* [INSTRUCTIONS FOR THE TASK]: Copy every line of the data that includes the string "histogram".

* [MATERIALS PROVIDED]:
"""

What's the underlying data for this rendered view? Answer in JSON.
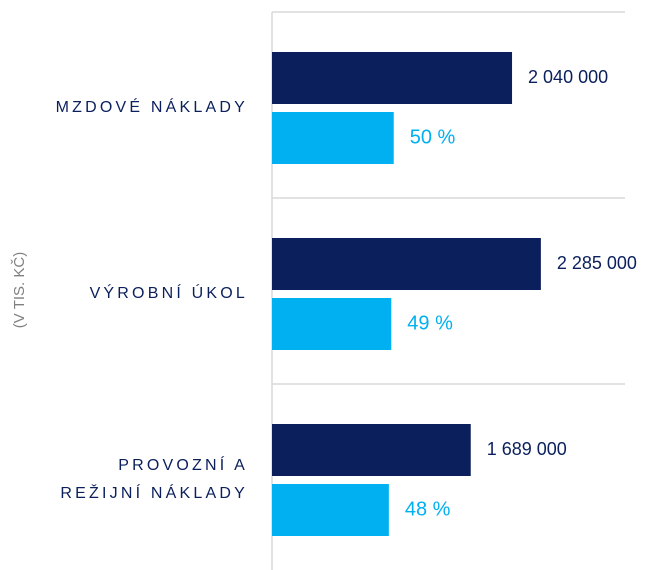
{
  "chart_data": {
    "type": "bar",
    "orientation": "horizontal",
    "axis_label": "(V TIS. KČ)",
    "categories": [
      "MZDOVÉ NÁKLADY",
      "VÝROBNÍ ÚKOL",
      "PROVOZNÍ A\nREŽIJNÍ NÁKLADY"
    ],
    "xlim": [
      0,
      3000000
    ],
    "x2lim": [
      0,
      145
    ],
    "series": [
      {
        "color": "#0a1f5c",
        "values": [
          2040000,
          2285000,
          1689000
        ],
        "value_labels": [
          "2 040 000",
          "2 285 000",
          "1 689 000"
        ]
      },
      {
        "color": "#00b0f0",
        "axis": "x2",
        "values": [
          50,
          49,
          48
        ],
        "value_labels": [
          "50 %",
          "49 %",
          "48 %"
        ]
      }
    ]
  }
}
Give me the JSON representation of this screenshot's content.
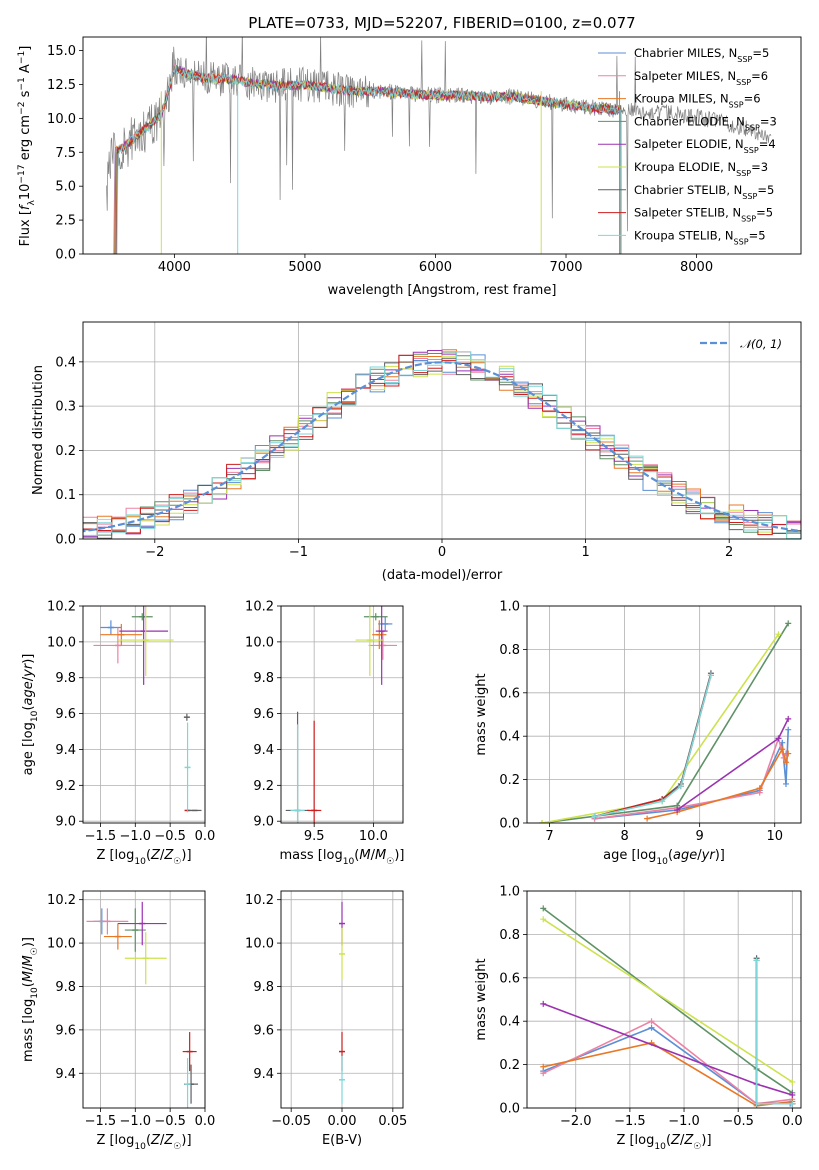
{
  "colors": {
    "Chabrier MILES": "#5b8fd6",
    "Salpeter MILES": "#ee82a4",
    "Kroupa MILES": "#e87826",
    "Chabrier ELODIE": "#5f9166",
    "Salpeter ELODIE": "#9b32b0",
    "Kroupa ELODIE": "#cde24e",
    "Chabrier STELIB": "#606060",
    "Salpeter STELIB": "#cc1f1f",
    "Kroupa STELIB": "#7fd6d8"
  },
  "chart_data": [
    {
      "id": "spectrum",
      "type": "line",
      "title": "PLATE=0733, MJD=52207, FIBERID=0100, z=0.077",
      "xlabel": "wavelength [Angstrom, rest frame]",
      "ylabel": "Flux [fλ10⁻¹⁷ erg cm⁻² s⁻¹ A⁻¹]",
      "xlim": [
        3300,
        8800
      ],
      "ylim": [
        0,
        16
      ],
      "xticks": [
        "4000",
        "5000",
        "6000",
        "7000",
        "8000"
      ],
      "yticks": [
        "0.0",
        "2.5",
        "5.0",
        "7.5",
        "10.0",
        "12.5",
        "15.0"
      ],
      "xtick_values": [
        4000,
        5000,
        6000,
        7000,
        8000
      ],
      "ytick_values": [
        0,
        2.5,
        5,
        7.5,
        10,
        12.5,
        15
      ],
      "legend_position": "right",
      "legend": [
        {
          "label": "Chabrier MILES, N",
          "sub": "SSP",
          "suffix": "=5"
        },
        {
          "label": "Salpeter MILES, N",
          "sub": "SSP",
          "suffix": "=6"
        },
        {
          "label": "Kroupa MILES, N",
          "sub": "SSP",
          "suffix": "=6"
        },
        {
          "label": "Chabrier ELODIE, N",
          "sub": "SSP",
          "suffix": "=3"
        },
        {
          "label": "Salpeter ELODIE, N",
          "sub": "SSP",
          "suffix": "=4"
        },
        {
          "label": "Kroupa ELODIE, N",
          "sub": "SSP",
          "suffix": "=3"
        },
        {
          "label": "Chabrier STELIB, N",
          "sub": "SSP",
          "suffix": "=5"
        },
        {
          "label": "Salpeter STELIB, N",
          "sub": "SSP",
          "suffix": "=5"
        },
        {
          "label": "Kroupa STELIB, N",
          "sub": "SSP",
          "suffix": "=5"
        }
      ],
      "continuum": {
        "x": [
          3500,
          3540,
          3600,
          3700,
          3800,
          3900,
          3950,
          4000,
          4100,
          4200,
          4400,
          4600,
          4800,
          5000,
          5200,
          5400,
          5600,
          5800,
          6000,
          6200,
          6400,
          6600,
          6800,
          7000,
          7200,
          7400,
          7600,
          7800,
          8000,
          8200,
          8400,
          8560
        ],
        "y": [
          6.5,
          7.5,
          7.8,
          8.6,
          9.4,
          10.3,
          11.8,
          13.7,
          13.3,
          13.0,
          12.9,
          12.6,
          12.4,
          12.5,
          12.2,
          12.0,
          12.0,
          11.8,
          11.7,
          11.7,
          11.6,
          11.6,
          11.3,
          11.0,
          10.8,
          10.6,
          10.5,
          10.4,
          10.1,
          9.7,
          9.2,
          8.6
        ]
      },
      "model_range": [
        3520,
        7420
      ],
      "data_range": [
        3480,
        8570
      ],
      "model_dips": [
        [
          4485,
          0
        ],
        [
          3900,
          0
        ],
        [
          6810,
          0
        ],
        [
          7410,
          0
        ]
      ]
    },
    {
      "id": "residual-histogram",
      "type": "histogram",
      "xlabel": "(data-model)/error",
      "ylabel": "Normed distribution",
      "xlim": [
        -2.5,
        2.5
      ],
      "ylim": [
        0,
        0.49
      ],
      "xticks": [
        "−2",
        "−1",
        "0",
        "1",
        "2"
      ],
      "yticks": [
        "0.0",
        "0.1",
        "0.2",
        "0.3",
        "0.4"
      ],
      "xtick_values": [
        -2,
        -1,
        0,
        1,
        2
      ],
      "ytick_values": [
        0,
        0.1,
        0.2,
        0.3,
        0.4
      ],
      "bin_width": 0.1,
      "legend": [
        {
          "label": "𝒩(0, 1)",
          "style": "dashed"
        }
      ],
      "legend_position": "top-right"
    },
    {
      "id": "age-vs-Z",
      "type": "errorbar",
      "xlabel": "Z [log10(Z/Z☉)]",
      "ylabel": "age  [log10(age/yr)]",
      "xlim": [
        -1.75,
        0.0
      ],
      "ylim": [
        8.99,
        10.2
      ],
      "xticks": [
        "−1.5",
        "−1.0",
        "−0.5",
        "0.0"
      ],
      "yticks": [
        "9.0",
        "9.2",
        "9.4",
        "9.6",
        "9.8",
        "10.0",
        "10.2"
      ],
      "xtick_values": [
        -1.5,
        -1.0,
        -0.5,
        0.0
      ],
      "ytick_values": [
        9.0,
        9.2,
        9.4,
        9.6,
        9.8,
        10.0,
        10.2
      ],
      "points": [
        {
          "series": "Chabrier MILES",
          "x": -1.35,
          "y": 10.08,
          "xerr": 0.15,
          "yerr": 0.04
        },
        {
          "series": "Salpeter MILES",
          "x": -1.25,
          "y": 9.98,
          "xerr": 0.35,
          "yerr": 0.1
        },
        {
          "series": "Kroupa MILES",
          "x": -1.2,
          "y": 10.04,
          "xerr": 0.3,
          "yerr": 0.06
        },
        {
          "series": "Chabrier ELODIE",
          "x": -0.9,
          "y": 10.14,
          "xerr": 0.15,
          "yerr": 0.02
        },
        {
          "series": "Salpeter ELODIE",
          "x": -0.88,
          "y": 10.06,
          "xerr": 0.35,
          "yerr": 0.3
        },
        {
          "series": "Kroupa ELODIE",
          "x": -0.85,
          "y": 10.01,
          "xerr": 0.4,
          "yerr": 0.2
        },
        {
          "series": "Chabrier STELIB",
          "x": -0.26,
          "y": 9.58,
          "xerr": 0.0,
          "yerr": 0.02
        },
        {
          "series": "Salpeter STELIB",
          "x": -0.25,
          "y": 9.06,
          "xerr": 0.0,
          "yerr": 0.0
        },
        {
          "series": "Kroupa STELIB",
          "x": -0.25,
          "y": 9.3,
          "xerr": 0.0,
          "yerr": 0.25
        },
        {
          "series": "Chabrier STELIB",
          "x": -0.15,
          "y": 9.06,
          "xerr": 0.1,
          "yerr": 0.0
        }
      ]
    },
    {
      "id": "age-vs-mass",
      "type": "errorbar",
      "xlabel": "mass [log10(M/M☉)]",
      "ylabel": "",
      "xlim": [
        9.22,
        10.25
      ],
      "ylim": [
        8.99,
        10.2
      ],
      "xticks": [
        "9.5",
        "10.0"
      ],
      "yticks": [
        "9.0",
        "9.2",
        "9.4",
        "9.6",
        "9.8",
        "10.0",
        "10.2"
      ],
      "xtick_values": [
        9.5,
        10.0
      ],
      "ytick_values": [
        9.0,
        9.2,
        9.4,
        9.6,
        9.8,
        10.0,
        10.2
      ],
      "points": [
        {
          "series": "Chabrier MILES",
          "x": 10.1,
          "y": 10.1,
          "xerr": 0.06,
          "yerr": 0.04
        },
        {
          "series": "Salpeter MILES",
          "x": 10.08,
          "y": 9.98,
          "xerr": 0.12,
          "yerr": 0.08
        },
        {
          "series": "Kroupa MILES",
          "x": 10.05,
          "y": 10.04,
          "xerr": 0.06,
          "yerr": 0.08
        },
        {
          "series": "Chabrier ELODIE",
          "x": 10.02,
          "y": 10.14,
          "xerr": 0.1,
          "yerr": 0.02
        },
        {
          "series": "Salpeter ELODIE",
          "x": 10.07,
          "y": 10.06,
          "xerr": 0.05,
          "yerr": 0.3
        },
        {
          "series": "Kroupa ELODIE",
          "x": 9.97,
          "y": 10.01,
          "xerr": 0.12,
          "yerr": 0.2
        },
        {
          "series": "Chabrier STELIB",
          "x": 9.36,
          "y": 9.06,
          "xerr": 0.1,
          "yerr": 0.55
        },
        {
          "series": "Salpeter STELIB",
          "x": 9.5,
          "y": 9.06,
          "xerr": 0.06,
          "yerr": 0.5
        },
        {
          "series": "Kroupa STELIB",
          "x": 9.36,
          "y": 9.06,
          "xerr": 0.06,
          "yerr": 0.48
        }
      ]
    },
    {
      "id": "mass-weight-vs-age",
      "type": "line",
      "xlabel": "age  [log10(age/yr)]",
      "ylabel": "mass weight",
      "xlim": [
        6.7,
        10.35
      ],
      "ylim": [
        0,
        1
      ],
      "xticks": [
        "7",
        "8",
        "9",
        "10"
      ],
      "yticks": [
        "0.0",
        "0.2",
        "0.4",
        "0.6",
        "0.8",
        "1.0"
      ],
      "xtick_values": [
        7,
        8,
        9,
        10
      ],
      "ytick_values": [
        0,
        0.2,
        0.4,
        0.6,
        0.8,
        1.0
      ],
      "series": [
        {
          "name": "Chabrier MILES",
          "x": [
            7.6,
            8.7,
            9.8,
            10.1,
            10.15,
            10.18
          ],
          "y": [
            0.02,
            0.06,
            0.15,
            0.37,
            0.18,
            0.43
          ]
        },
        {
          "name": "Salpeter MILES",
          "x": [
            7.6,
            8.7,
            9.8,
            10.05,
            10.12,
            10.15
          ],
          "y": [
            0.02,
            0.07,
            0.14,
            0.39,
            0.3,
            0.32
          ]
        },
        {
          "name": "Kroupa MILES",
          "x": [
            8.3,
            8.7,
            9.8,
            10.1,
            10.15,
            10.18
          ],
          "y": [
            0.02,
            0.05,
            0.16,
            0.34,
            0.28,
            0.32
          ]
        },
        {
          "name": "Chabrier ELODIE",
          "x": [
            6.9,
            8.7,
            10.18
          ],
          "y": [
            0.0,
            0.08,
            0.92
          ]
        },
        {
          "name": "Salpeter ELODIE",
          "x": [
            8.7,
            10.05,
            10.18
          ],
          "y": [
            0.06,
            0.39,
            0.48
          ]
        },
        {
          "name": "Kroupa ELODIE",
          "x": [
            6.9,
            8.5,
            10.05
          ],
          "y": [
            0.0,
            0.1,
            0.87
          ]
        },
        {
          "name": "Chabrier STELIB",
          "x": [
            7.6,
            8.5,
            8.75,
            9.15
          ],
          "y": [
            0.03,
            0.11,
            0.18,
            0.69
          ]
        },
        {
          "name": "Salpeter STELIB",
          "x": [
            7.6,
            8.5,
            8.75,
            9.15
          ],
          "y": [
            0.03,
            0.11,
            0.17,
            0.68
          ]
        },
        {
          "name": "Kroupa STELIB",
          "x": [
            7.6,
            8.5,
            8.75,
            9.15
          ],
          "y": [
            0.03,
            0.1,
            0.17,
            0.68
          ]
        }
      ]
    },
    {
      "id": "mass-vs-Z",
      "type": "errorbar",
      "xlabel": "Z [log10(Z/Z☉)]",
      "ylabel": "mass [log10(M/M☉)]",
      "xlim": [
        -1.75,
        0.0
      ],
      "ylim": [
        9.24,
        10.24
      ],
      "xticks": [
        "−1.5",
        "−1.0",
        "−0.5",
        "0.0"
      ],
      "yticks": [
        "9.4",
        "9.6",
        "9.8",
        "10.0",
        "10.2"
      ],
      "xtick_values": [
        -1.5,
        -1.0,
        -0.5,
        0.0
      ],
      "ytick_values": [
        9.4,
        9.6,
        9.8,
        10.0,
        10.2
      ],
      "points": [
        {
          "series": "Chabrier MILES",
          "x": -1.48,
          "y": 10.1,
          "xerr": 0.12,
          "yerr": 0.06
        },
        {
          "series": "Salpeter MILES",
          "x": -1.4,
          "y": 10.1,
          "xerr": 0.3,
          "yerr": 0.06
        },
        {
          "series": "Kroupa MILES",
          "x": -1.25,
          "y": 10.03,
          "xerr": 0.2,
          "yerr": 0.06
        },
        {
          "series": "Chabrier ELODIE",
          "x": -1.0,
          "y": 10.06,
          "xerr": 0.15,
          "yerr": 0.1
        },
        {
          "series": "Salpeter ELODIE",
          "x": -0.9,
          "y": 10.09,
          "xerr": 0.35,
          "yerr": 0.1
        },
        {
          "series": "Kroupa ELODIE",
          "x": -0.85,
          "y": 9.93,
          "xerr": 0.3,
          "yerr": 0.12
        },
        {
          "series": "Chabrier STELIB",
          "x": -0.2,
          "y": 9.35,
          "xerr": 0.1,
          "yerr": 0.09
        },
        {
          "series": "Salpeter STELIB",
          "x": -0.22,
          "y": 9.5,
          "xerr": 0.1,
          "yerr": 0.09
        },
        {
          "series": "Kroupa STELIB",
          "x": -0.25,
          "y": 9.35,
          "xerr": 0.0,
          "yerr": 0.12
        }
      ]
    },
    {
      "id": "mass-vs-ebv",
      "type": "errorbar",
      "xlabel": "E(B-V)",
      "ylabel": "",
      "xlim": [
        -0.06,
        0.06
      ],
      "ylim": [
        9.24,
        10.24
      ],
      "xticks": [
        "−0.05",
        "0.00",
        "0.05"
      ],
      "yticks": [
        "9.4",
        "9.6",
        "9.8",
        "10.0",
        "10.2"
      ],
      "xtick_values": [
        -0.05,
        0.0,
        0.05
      ],
      "ytick_values": [
        9.4,
        9.6,
        9.8,
        10.0,
        10.2
      ],
      "points": [
        {
          "series": "Salpeter ELODIE",
          "x": 0.0,
          "y": 10.09,
          "xerr": 0.0,
          "yerr": 0.1
        },
        {
          "series": "Kroupa ELODIE",
          "x": 0.0,
          "y": 9.95,
          "xerr": 0.0,
          "yerr": 0.12
        },
        {
          "series": "Salpeter STELIB",
          "x": 0.0,
          "y": 9.5,
          "xerr": 0.0,
          "yerr": 0.09
        },
        {
          "series": "Kroupa STELIB",
          "x": 0.0,
          "y": 9.37,
          "xerr": 0.0,
          "yerr": 0.11
        }
      ]
    },
    {
      "id": "mass-weight-vs-Z",
      "type": "line",
      "xlabel": "Z [log10(Z/Z☉)]",
      "ylabel": "mass weight",
      "xlim": [
        -2.45,
        0.08
      ],
      "ylim": [
        0,
        1
      ],
      "xticks": [
        "−2.0",
        "−1.5",
        "−1.0",
        "−0.5",
        "0.0"
      ],
      "yticks": [
        "0.0",
        "0.2",
        "0.4",
        "0.6",
        "0.8",
        "1.0"
      ],
      "xtick_values": [
        -2.0,
        -1.5,
        -1.0,
        -0.5,
        0.0
      ],
      "ytick_values": [
        0,
        0.2,
        0.4,
        0.6,
        0.8,
        1.0
      ],
      "series": [
        {
          "name": "Chabrier MILES",
          "x": [
            -2.3,
            -1.3,
            -0.33,
            -0.02
          ],
          "y": [
            0.17,
            0.37,
            0.02,
            0.02
          ]
        },
        {
          "name": "Salpeter MILES",
          "x": [
            -2.3,
            -1.3,
            -0.33,
            0.0
          ],
          "y": [
            0.16,
            0.4,
            0.02,
            0.04
          ]
        },
        {
          "name": "Kroupa MILES",
          "x": [
            -2.3,
            -1.3,
            -0.33,
            0.0
          ],
          "y": [
            0.19,
            0.3,
            0.01,
            0.03
          ]
        },
        {
          "name": "Chabrier ELODIE",
          "x": [
            -2.3,
            -0.33,
            0.0
          ],
          "y": [
            0.92,
            0.18,
            0.07
          ]
        },
        {
          "name": "Salpeter ELODIE",
          "x": [
            -2.3,
            -0.33,
            0.0
          ],
          "y": [
            0.48,
            0.11,
            0.06
          ]
        },
        {
          "name": "Kroupa ELODIE",
          "x": [
            -2.3,
            0.0
          ],
          "y": [
            0.87,
            0.12
          ]
        },
        {
          "name": "Chabrier STELIB",
          "x": [
            -0.33,
            -0.33,
            0.0
          ],
          "y": [
            0.69,
            0.02,
            0.02
          ]
        },
        {
          "name": "Salpeter STELIB",
          "x": [
            -0.33,
            -0.33,
            0.0
          ],
          "y": [
            0.68,
            0.02,
            0.02
          ]
        },
        {
          "name": "Kroupa STELIB",
          "x": [
            -0.33,
            -0.33,
            0.0
          ],
          "y": [
            0.68,
            0.02,
            0.02
          ]
        }
      ]
    }
  ]
}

"""

* [EXPECTED ANSWER]:
      "id": "residual-histogram",
      "type": "histogram",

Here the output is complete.